**Some records:**
┌──

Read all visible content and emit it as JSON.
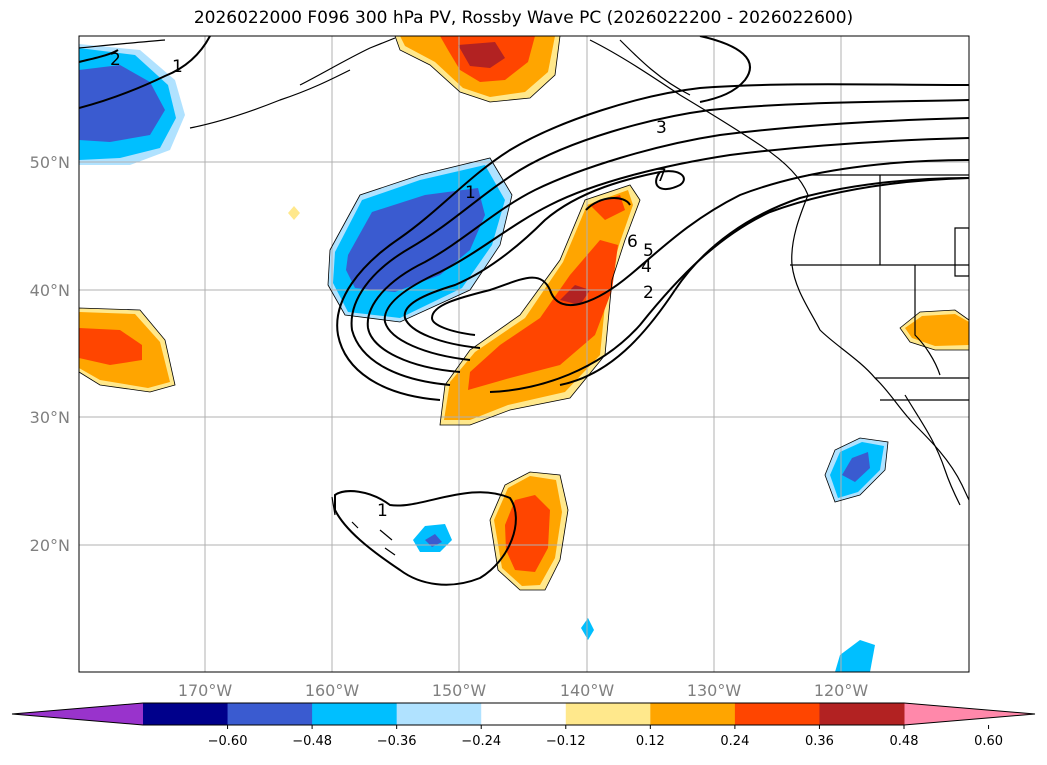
{
  "title": "2026022000 F096 300 hPa PV, Rossby Wave PC (2026022200 - 2026022600)",
  "map": {
    "lat_labels": [
      "50°N",
      "40°N",
      "30°N",
      "20°N"
    ],
    "lon_labels": [
      "170°W",
      "160°W",
      "150°W",
      "140°W",
      "130°W",
      "120°W"
    ],
    "contour_labels": [
      "2",
      "1",
      "3",
      "7",
      "1",
      "6",
      "5",
      "4",
      "2",
      "1"
    ]
  },
  "colorbar": {
    "ticks": [
      "−0.60",
      "−0.48",
      "−0.36",
      "−0.24",
      "−0.12",
      "0.12",
      "0.24",
      "0.36",
      "0.48",
      "0.60"
    ],
    "colors": [
      "#9933cc",
      "#00008b",
      "#3a5bd0",
      "#00bfff",
      "#b0e2ff",
      "#ffffff",
      "#ffe88c",
      "#ffa500",
      "#ff4500",
      "#b22222",
      "#ff88aa"
    ]
  }
}
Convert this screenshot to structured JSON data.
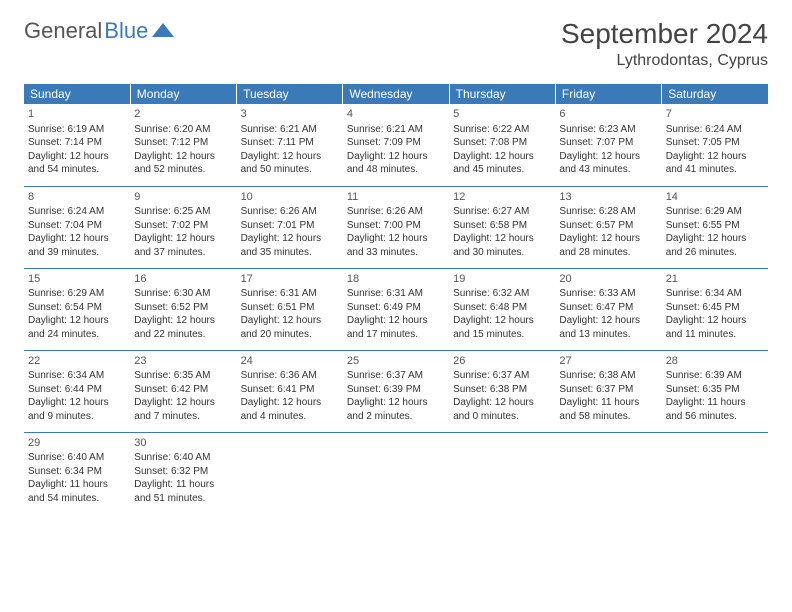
{
  "logo": {
    "text1": "General",
    "text2": "Blue"
  },
  "title": "September 2024",
  "location": "Lythrodontas, Cyprus",
  "colors": {
    "header_bg": "#3a7ab8",
    "header_text": "#ffffff",
    "border": "#3a7ab8",
    "text": "#333333",
    "logo_gray": "#555555",
    "logo_blue": "#3a7ab8"
  },
  "weekdays": [
    "Sunday",
    "Monday",
    "Tuesday",
    "Wednesday",
    "Thursday",
    "Friday",
    "Saturday"
  ],
  "weeks": [
    [
      {
        "n": "1",
        "sr": "6:19 AM",
        "ss": "7:14 PM",
        "dl": "12 hours and 54 minutes."
      },
      {
        "n": "2",
        "sr": "6:20 AM",
        "ss": "7:12 PM",
        "dl": "12 hours and 52 minutes."
      },
      {
        "n": "3",
        "sr": "6:21 AM",
        "ss": "7:11 PM",
        "dl": "12 hours and 50 minutes."
      },
      {
        "n": "4",
        "sr": "6:21 AM",
        "ss": "7:09 PM",
        "dl": "12 hours and 48 minutes."
      },
      {
        "n": "5",
        "sr": "6:22 AM",
        "ss": "7:08 PM",
        "dl": "12 hours and 45 minutes."
      },
      {
        "n": "6",
        "sr": "6:23 AM",
        "ss": "7:07 PM",
        "dl": "12 hours and 43 minutes."
      },
      {
        "n": "7",
        "sr": "6:24 AM",
        "ss": "7:05 PM",
        "dl": "12 hours and 41 minutes."
      }
    ],
    [
      {
        "n": "8",
        "sr": "6:24 AM",
        "ss": "7:04 PM",
        "dl": "12 hours and 39 minutes."
      },
      {
        "n": "9",
        "sr": "6:25 AM",
        "ss": "7:02 PM",
        "dl": "12 hours and 37 minutes."
      },
      {
        "n": "10",
        "sr": "6:26 AM",
        "ss": "7:01 PM",
        "dl": "12 hours and 35 minutes."
      },
      {
        "n": "11",
        "sr": "6:26 AM",
        "ss": "7:00 PM",
        "dl": "12 hours and 33 minutes."
      },
      {
        "n": "12",
        "sr": "6:27 AM",
        "ss": "6:58 PM",
        "dl": "12 hours and 30 minutes."
      },
      {
        "n": "13",
        "sr": "6:28 AM",
        "ss": "6:57 PM",
        "dl": "12 hours and 28 minutes."
      },
      {
        "n": "14",
        "sr": "6:29 AM",
        "ss": "6:55 PM",
        "dl": "12 hours and 26 minutes."
      }
    ],
    [
      {
        "n": "15",
        "sr": "6:29 AM",
        "ss": "6:54 PM",
        "dl": "12 hours and 24 minutes."
      },
      {
        "n": "16",
        "sr": "6:30 AM",
        "ss": "6:52 PM",
        "dl": "12 hours and 22 minutes."
      },
      {
        "n": "17",
        "sr": "6:31 AM",
        "ss": "6:51 PM",
        "dl": "12 hours and 20 minutes."
      },
      {
        "n": "18",
        "sr": "6:31 AM",
        "ss": "6:49 PM",
        "dl": "12 hours and 17 minutes."
      },
      {
        "n": "19",
        "sr": "6:32 AM",
        "ss": "6:48 PM",
        "dl": "12 hours and 15 minutes."
      },
      {
        "n": "20",
        "sr": "6:33 AM",
        "ss": "6:47 PM",
        "dl": "12 hours and 13 minutes."
      },
      {
        "n": "21",
        "sr": "6:34 AM",
        "ss": "6:45 PM",
        "dl": "12 hours and 11 minutes."
      }
    ],
    [
      {
        "n": "22",
        "sr": "6:34 AM",
        "ss": "6:44 PM",
        "dl": "12 hours and 9 minutes."
      },
      {
        "n": "23",
        "sr": "6:35 AM",
        "ss": "6:42 PM",
        "dl": "12 hours and 7 minutes."
      },
      {
        "n": "24",
        "sr": "6:36 AM",
        "ss": "6:41 PM",
        "dl": "12 hours and 4 minutes."
      },
      {
        "n": "25",
        "sr": "6:37 AM",
        "ss": "6:39 PM",
        "dl": "12 hours and 2 minutes."
      },
      {
        "n": "26",
        "sr": "6:37 AM",
        "ss": "6:38 PM",
        "dl": "12 hours and 0 minutes."
      },
      {
        "n": "27",
        "sr": "6:38 AM",
        "ss": "6:37 PM",
        "dl": "11 hours and 58 minutes."
      },
      {
        "n": "28",
        "sr": "6:39 AM",
        "ss": "6:35 PM",
        "dl": "11 hours and 56 minutes."
      }
    ],
    [
      {
        "n": "29",
        "sr": "6:40 AM",
        "ss": "6:34 PM",
        "dl": "11 hours and 54 minutes."
      },
      {
        "n": "30",
        "sr": "6:40 AM",
        "ss": "6:32 PM",
        "dl": "11 hours and 51 minutes."
      },
      null,
      null,
      null,
      null,
      null
    ]
  ],
  "labels": {
    "sunrise": "Sunrise: ",
    "sunset": "Sunset: ",
    "daylight": "Daylight: "
  }
}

└──

Write out the records above once more, word for word, with no pictures.

**TASK RESULT:**
Read all visible content and emit it as JSON.
{
  "title": "2026022000 F096 300 hPa PV, Rossby Wave PC (2026022200 - 2026022600)",
  "map": {
    "lat_labels": [
      "50°N",
      "40°N",
      "30°N",
      "20°N"
    ],
    "lon_labels": [
      "170°W",
      "160°W",
      "150°W",
      "140°W",
      "130°W",
      "120°W"
    ],
    "contour_labels": [
      "2",
      "1",
      "3",
      "7",
      "1",
      "6",
      "5",
      "4",
      "2",
      "1"
    ]
  },
  "colorbar": {
    "ticks": [
      "−0.60",
      "−0.48",
      "−0.36",
      "−0.24",
      "−0.12",
      "0.12",
      "0.24",
      "0.36",
      "0.48",
      "0.60"
    ],
    "colors": [
      "#9933cc",
      "#00008b",
      "#3a5bd0",
      "#00bfff",
      "#b0e2ff",
      "#ffffff",
      "#ffe88c",
      "#ffa500",
      "#ff4500",
      "#b22222",
      "#ff88aa"
    ]
  }
}
Convert this screenshot to structured JSON data.
{
  "logo": {
    "text1": "General",
    "text2": "Blue"
  },
  "title": "September 2024",
  "location": "Lythrodontas, Cyprus",
  "colors": {
    "header_bg": "#3a7ab8",
    "header_text": "#ffffff",
    "border": "#3a7ab8",
    "text": "#333333",
    "logo_gray": "#555555",
    "logo_blue": "#3a7ab8"
  },
  "weekdays": [
    "Sunday",
    "Monday",
    "Tuesday",
    "Wednesday",
    "Thursday",
    "Friday",
    "Saturday"
  ],
  "weeks": [
    [
      {
        "n": "1",
        "sr": "6:19 AM",
        "ss": "7:14 PM",
        "dl": "12 hours and 54 minutes."
      },
      {
        "n": "2",
        "sr": "6:20 AM",
        "ss": "7:12 PM",
        "dl": "12 hours and 52 minutes."
      },
      {
        "n": "3",
        "sr": "6:21 AM",
        "ss": "7:11 PM",
        "dl": "12 hours and 50 minutes."
      },
      {
        "n": "4",
        "sr": "6:21 AM",
        "ss": "7:09 PM",
        "dl": "12 hours and 48 minutes."
      },
      {
        "n": "5",
        "sr": "6:22 AM",
        "ss": "7:08 PM",
        "dl": "12 hours and 45 minutes."
      },
      {
        "n": "6",
        "sr": "6:23 AM",
        "ss": "7:07 PM",
        "dl": "12 hours and 43 minutes."
      },
      {
        "n": "7",
        "sr": "6:24 AM",
        "ss": "7:05 PM",
        "dl": "12 hours and 41 minutes."
      }
    ],
    [
      {
        "n": "8",
        "sr": "6:24 AM",
        "ss": "7:04 PM",
        "dl": "12 hours and 39 minutes."
      },
      {
        "n": "9",
        "sr": "6:25 AM",
        "ss": "7:02 PM",
        "dl": "12 hours and 37 minutes."
      },
      {
        "n": "10",
        "sr": "6:26 AM",
        "ss": "7:01 PM",
        "dl": "12 hours and 35 minutes."
      },
      {
        "n": "11",
        "sr": "6:26 AM",
        "ss": "7:00 PM",
        "dl": "12 hours and 33 minutes."
      },
      {
        "n": "12",
        "sr": "6:27 AM",
        "ss": "6:58 PM",
        "dl": "12 hours and 30 minutes."
      },
      {
        "n": "13",
        "sr": "6:28 AM",
        "ss": "6:57 PM",
        "dl": "12 hours and 28 minutes."
      },
      {
        "n": "14",
        "sr": "6:29 AM",
        "ss": "6:55 PM",
        "dl": "12 hours and 26 minutes."
      }
    ],
    [
      {
        "n": "15",
        "sr": "6:29 AM",
        "ss": "6:54 PM",
        "dl": "12 hours and 24 minutes."
      },
      {
        "n": "16",
        "sr": "6:30 AM",
        "ss": "6:52 PM",
        "dl": "12 hours and 22 minutes."
      },
      {
        "n": "17",
        "sr": "6:31 AM",
        "ss": "6:51 PM",
        "dl": "12 hours and 20 minutes."
      },
      {
        "n": "18",
        "sr": "6:31 AM",
        "ss": "6:49 PM",
        "dl": "12 hours and 17 minutes."
      },
      {
        "n": "19",
        "sr": "6:32 AM",
        "ss": "6:48 PM",
        "dl": "12 hours and 15 minutes."
      },
      {
        "n": "20",
        "sr": "6:33 AM",
        "ss": "6:47 PM",
        "dl": "12 hours and 13 minutes."
      },
      {
        "n": "21",
        "sr": "6:34 AM",
        "ss": "6:45 PM",
        "dl": "12 hours and 11 minutes."
      }
    ],
    [
      {
        "n": "22",
        "sr": "6:34 AM",
        "ss": "6:44 PM",
        "dl": "12 hours and 9 minutes."
      },
      {
        "n": "23",
        "sr": "6:35 AM",
        "ss": "6:42 PM",
        "dl": "12 hours and 7 minutes."
      },
      {
        "n": "24",
        "sr": "6:36 AM",
        "ss": "6:41 PM",
        "dl": "12 hours and 4 minutes."
      },
      {
        "n": "25",
        "sr": "6:37 AM",
        "ss": "6:39 PM",
        "dl": "12 hours and 2 minutes."
      },
      {
        "n": "26",
        "sr": "6:37 AM",
        "ss": "6:38 PM",
        "dl": "12 hours and 0 minutes."
      },
      {
        "n": "27",
        "sr": "6:38 AM",
        "ss": "6:37 PM",
        "dl": "11 hours and 58 minutes."
      },
      {
        "n": "28",
        "sr": "6:39 AM",
        "ss": "6:35 PM",
        "dl": "11 hours and 56 minutes."
      }
    ],
    [
      {
        "n": "29",
        "sr": "6:40 AM",
        "ss": "6:34 PM",
        "dl": "11 hours and 54 minutes."
      },
      {
        "n": "30",
        "sr": "6:40 AM",
        "ss": "6:32 PM",
        "dl": "11 hours and 51 minutes."
      },
      null,
      null,
      null,
      null,
      null
    ]
  ],
  "labels": {
    "sunrise": "Sunrise: ",
    "sunset": "Sunset: ",
    "daylight": "Daylight: "
  }
}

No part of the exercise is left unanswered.